> What the task requires: Take each line containing "混凝土外观" and report it exactly as written.

-- Start Dataset excerpts --

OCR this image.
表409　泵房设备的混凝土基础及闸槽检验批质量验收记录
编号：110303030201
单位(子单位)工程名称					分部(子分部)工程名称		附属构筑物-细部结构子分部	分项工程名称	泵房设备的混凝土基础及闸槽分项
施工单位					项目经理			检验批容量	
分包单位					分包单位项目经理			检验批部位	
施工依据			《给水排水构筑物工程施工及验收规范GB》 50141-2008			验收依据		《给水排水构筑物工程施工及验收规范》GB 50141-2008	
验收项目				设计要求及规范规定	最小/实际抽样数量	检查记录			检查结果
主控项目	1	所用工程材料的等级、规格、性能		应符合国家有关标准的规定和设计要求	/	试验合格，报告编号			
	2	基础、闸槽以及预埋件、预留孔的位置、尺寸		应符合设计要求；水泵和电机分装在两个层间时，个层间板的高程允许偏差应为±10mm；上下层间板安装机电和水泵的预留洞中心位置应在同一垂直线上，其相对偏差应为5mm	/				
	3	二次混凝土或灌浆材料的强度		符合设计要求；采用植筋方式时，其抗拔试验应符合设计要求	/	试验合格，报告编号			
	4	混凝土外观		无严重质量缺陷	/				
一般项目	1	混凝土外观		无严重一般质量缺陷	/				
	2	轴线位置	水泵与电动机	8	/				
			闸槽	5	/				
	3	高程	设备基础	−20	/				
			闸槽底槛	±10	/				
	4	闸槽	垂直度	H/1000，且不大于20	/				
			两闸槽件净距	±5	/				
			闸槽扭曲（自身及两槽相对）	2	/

-- End Dataset excerpts --

> In response:
	4	混凝土外观		无严重质量缺陷	/				
一般项目	1	混凝土外观		无严重一般质量缺陷	/				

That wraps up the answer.